EXERCISE DESCRIPTION | Extract the full listing below without altering a single character.

(Stored entries)
— begin —

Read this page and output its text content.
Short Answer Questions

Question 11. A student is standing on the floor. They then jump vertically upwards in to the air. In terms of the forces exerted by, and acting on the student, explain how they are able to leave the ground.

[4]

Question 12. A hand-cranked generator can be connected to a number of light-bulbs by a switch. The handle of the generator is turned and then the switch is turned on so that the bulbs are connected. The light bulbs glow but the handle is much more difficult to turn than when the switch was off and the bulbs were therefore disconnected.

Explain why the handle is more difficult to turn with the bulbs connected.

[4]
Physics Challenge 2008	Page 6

— end —

RESULT BELOW |
Read this page and output its text content.
Short Answer Questions

Question 11. A student is standing on the floor. They then jump vertically upwards in to the air. In terms of the forces exerted by, and acting on the student, explain how they are able to leave the ground.

[4]

Question 12. A hand-cranked generator can be connected to a number of light-bulbs by a switch. The handle of the generator is turned and then the switch is turned on so that the bulbs are connected. The light bulbs glow but the handle is much more difficult to turn than when the switch was off and the bulbs were therefore disconnected.

Explain why the handle is more difficult to turn with the bulbs connected.

[4]
Physics Challenge 2008	Page 6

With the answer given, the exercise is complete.